=== Text shown ===

Monarchy: Bulwark of Civilization

A 2009 Vatican conference on “Catholic Social Doctrine and Human Rights” condemned “ethical relativism, which by no means few see as one of the principal conditions for democracy because relativism is said to assure tolerance and mutual respect between people. However, on the basis of these assumptions the majority of the moment is said to become the ultimate source of law, whereas history itself demonstrates that majorities can be deceived.”

As modern leaders are realizing the problem of legitimacy and the need for the transcendent, we are witnessing a rise of royalism, especially in Eastern Europe.

No system can deny nobility and hierarchy and last forever. Attempts at and shadows of these exist in our system, however much we seek to deny them, and struggles against them always either fail or get co-opted. Think of term-limit proposals which promise efficiency and redistribution of power yet only give us more incompetence (they take from leaders the benefit of institutional memory) and are, paradoxically, undemocratic in that they restrict our choices. Egalitarianism is evil because it is a lie. It gives many false hope of success, setting them up for disappointment.

=== Data shown ===

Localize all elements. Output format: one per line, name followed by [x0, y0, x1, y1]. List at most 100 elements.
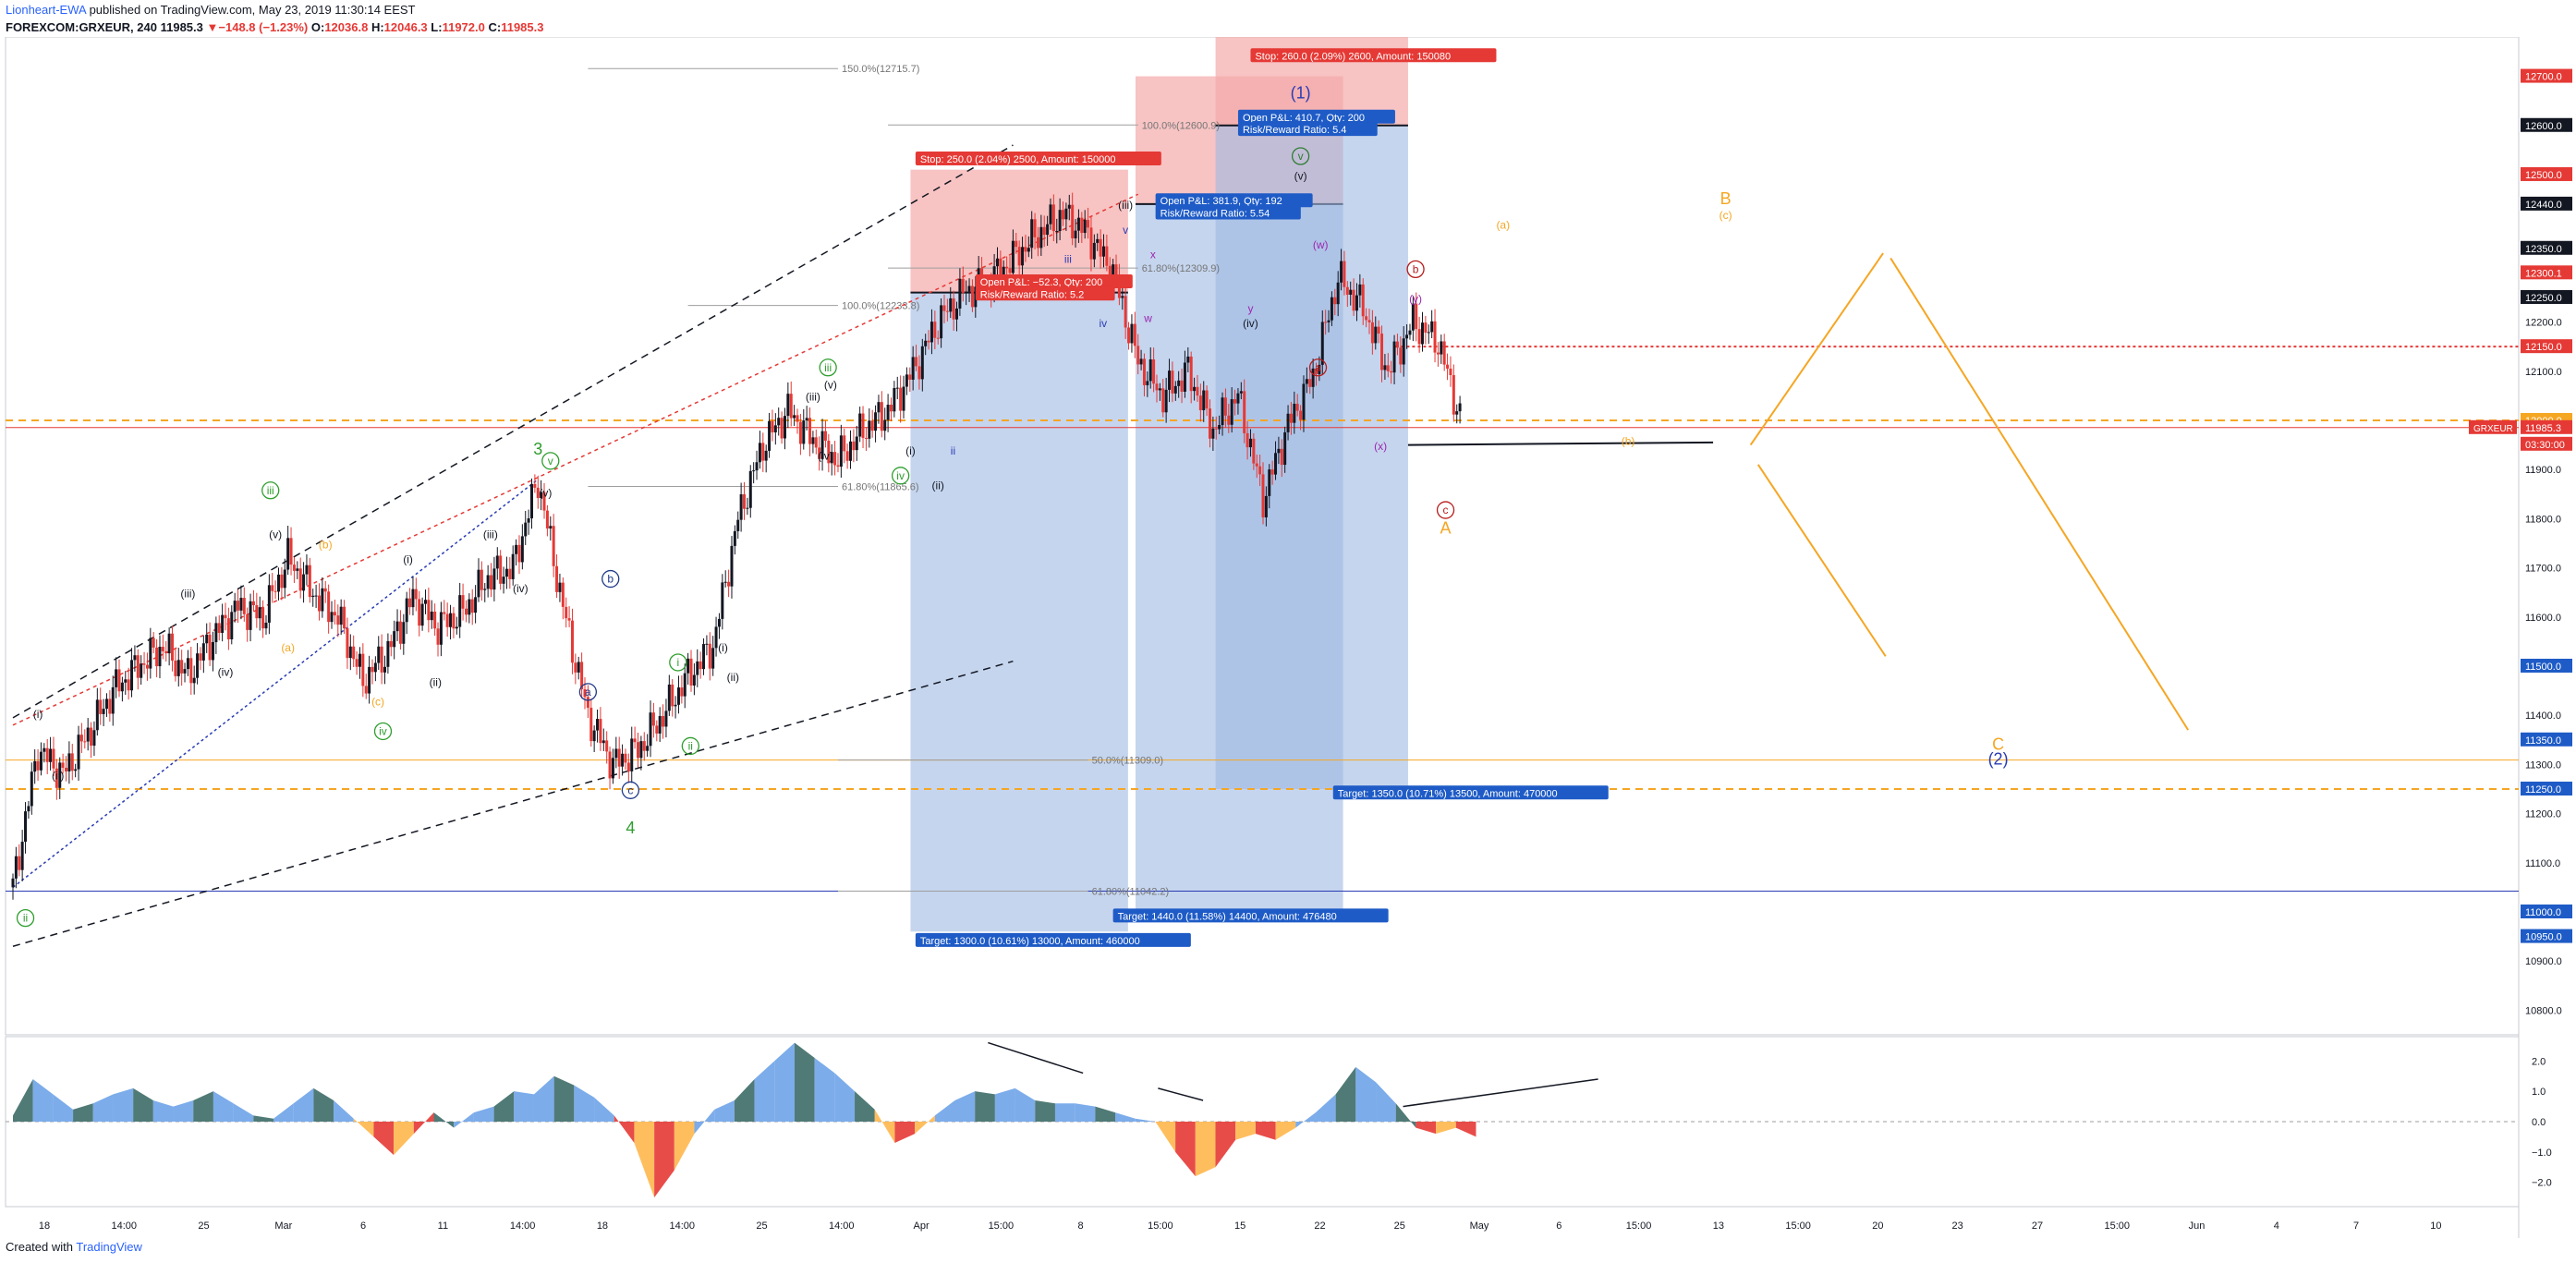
candle-body: [79, 735, 83, 742]
wave-label-52: (a): [1496, 218, 1510, 231]
candle-body: [1127, 327, 1131, 344]
candle-body: [1083, 220, 1087, 234]
oscillator-area: [1135, 1118, 1156, 1122]
candle-body: [752, 470, 756, 472]
price-tag-bg-5: [2521, 265, 2572, 280]
candle-body: [164, 650, 168, 654]
candle-body: [323, 588, 327, 592]
osc-tick-2: 0.0: [2532, 1117, 2546, 1128]
candle-body: [436, 628, 440, 645]
wave-label-27: (v): [824, 378, 837, 391]
candle-body: [221, 614, 225, 633]
wave-label-23: ii: [688, 739, 693, 752]
wave-circle-46: [1308, 358, 1328, 377]
candle-body: [617, 748, 621, 767]
oscillator-area: [413, 1112, 434, 1135]
candle-body: [30, 771, 33, 807]
symbol-tag-bg: [2469, 419, 2517, 434]
candle-body: [662, 716, 665, 727]
wave-label-25: (ii): [727, 671, 739, 684]
price-tick-24: 11000.0: [2525, 907, 2561, 918]
candle-body: [1089, 227, 1093, 260]
oscillator-area: [594, 1097, 614, 1122]
oscillator-area: [1015, 1087, 1036, 1122]
wave-label-18: a: [585, 686, 591, 698]
candle-body: [237, 601, 240, 611]
candle-body: [1196, 386, 1199, 396]
candle-body: [1193, 386, 1197, 392]
publish-header: Lionheart-EWA published on TradingView.c…: [6, 3, 416, 17]
author-link[interactable]: Lionheart-EWA: [6, 3, 86, 17]
candle-body: [689, 658, 693, 686]
candle-body: [1211, 428, 1215, 439]
candle-body: [611, 758, 614, 779]
candle-body: [280, 574, 284, 589]
candle-body: [18, 856, 21, 870]
candle-body: [1124, 296, 1127, 328]
candle-body: [1355, 295, 1358, 311]
price-tick-17: 11400.0: [2525, 710, 2561, 722]
candle-body: [1033, 219, 1037, 237]
candle-body: [796, 415, 799, 422]
wave-label-45: (w): [1313, 238, 1329, 251]
wave-label-48: (y): [1409, 292, 1422, 305]
candle-body: [893, 388, 896, 412]
candle-body: [574, 662, 577, 673]
candle-body: [405, 598, 408, 623]
candle-body: [805, 418, 808, 421]
candle-body: [1386, 365, 1390, 371]
candle-body: [1333, 297, 1337, 305]
candle-body: [773, 425, 777, 432]
candle-body: [111, 686, 115, 714]
candle-body: [849, 441, 853, 461]
oscillator-area: [514, 1091, 534, 1122]
candle-body: [674, 704, 677, 707]
candle-body: [820, 431, 824, 459]
wave-label-35: iv: [1099, 317, 1107, 330]
candle-body: [1161, 388, 1165, 413]
candle-body: [1158, 388, 1161, 391]
candle-body: [1101, 246, 1105, 257]
price-chart[interactable]: 150.0%(12715.7) 100.0%(12600.9) 61.80%(123…: [0, 37, 2576, 1257]
wave-label-47: b: [1413, 262, 1419, 275]
oscillator-area: [754, 1061, 775, 1122]
price-tick-23: 11100.0: [2525, 858, 2560, 869]
candle-body: [339, 606, 343, 625]
candle-body: [230, 612, 234, 639]
oscillator-area: [814, 1058, 835, 1122]
position-box-7: [1250, 48, 1497, 63]
candle-body: [314, 595, 318, 597]
time-tick-10: 14:00: [829, 1220, 855, 1232]
candle-body: [1236, 393, 1240, 404]
wave-label-56: C: [1992, 735, 2004, 753]
candle-body: [155, 647, 159, 667]
price-tick-25: 10950.0: [2525, 932, 2562, 943]
candle-body: [945, 310, 949, 312]
candle-body: [614, 748, 618, 759]
candle-body: [296, 568, 299, 571]
position-box-10: [1332, 785, 1609, 800]
position-text-7: Stop: 260.0 (2.09%) 2600, Amount: 150080: [1255, 51, 1451, 62]
candle-body: [383, 666, 387, 673]
wave-label-21: 4: [626, 819, 635, 837]
time-tick-17: 25: [1394, 1220, 1405, 1232]
candle-body: [1148, 358, 1152, 382]
candle-body: [646, 746, 650, 751]
tradingview-logo-icon[interactable]: TradingView: [76, 1240, 142, 1254]
symbol-name[interactable]: FOREXCOM:GRXEUR, 240: [6, 20, 157, 34]
candle-body: [464, 608, 468, 615]
candle-body: [74, 769, 78, 771]
position-text-9: Risk/Reward Ratio: 5.4: [1243, 125, 1347, 136]
candle-body: [761, 443, 765, 461]
oscillator-area: [855, 1091, 875, 1122]
candle-body: [233, 601, 237, 613]
candle-body: [102, 709, 105, 714]
candle-body: [208, 634, 212, 661]
candle-body: [908, 374, 912, 380]
candle-body: [1352, 289, 1355, 311]
candle-body: [1374, 326, 1378, 344]
time-tick-19: 6: [1556, 1220, 1561, 1232]
price-tag-bg-2: [2521, 166, 2572, 181]
candle-body: [423, 600, 427, 604]
candle-body: [1442, 341, 1446, 365]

===

# Objective 1:
Translate this sentence from the monarchy text into Spanish: "No system can deny nobility and hierarchy and last forever."
# Objective 2:
Reproduce the monarchy text from "A 2009 Vatican" up to and including "in Eastern Europe.".
# Objective 3:
Carry on the monarchy text, starting after its last sentence.
The listing is not needed here.

# Output 1:
Ningún sistema puede negar la nobleza y la jerarquía y durar para siempre.

# Output 2:
A 2009 Vatican conference on “Catholic Social Doctrine and Human Rights” condemned “ethical relativism, which by no means few see as one of the principal conditions for democracy because relativism is said to assure tolerance and mutual respect between people. However, on the basis of these assumptions the majority of the moment is said to become the ultimate source of law, whereas history itself demonstrates that majorities can be deceived.”

As modern leaders are realizing the problem of legitimacy and the need for the transcendent, we are witnessing a rise of royalism, especially in Eastern Europe.

# Output 3:
It has been shown that “the end of democracy made the Greeks more polite”. People often do not respect their equals, and most certainly do not respect their inferiors, but when you take from them the expectation of advancement or knock them down the proverbial totem pole, they often become more cooperative. It is in stratification that we find courtesy, as it is that we find lessons in horrible episodes.

Even Jean-Jacques Rousseau admitted, “Were there a people of gods, their government would be democratic. So perfect a government is not for men.” Count Joseph de Maistre responded, “It remains to be seen how a government which is made only for gods can yet be proposed to men as the only legitimate government…”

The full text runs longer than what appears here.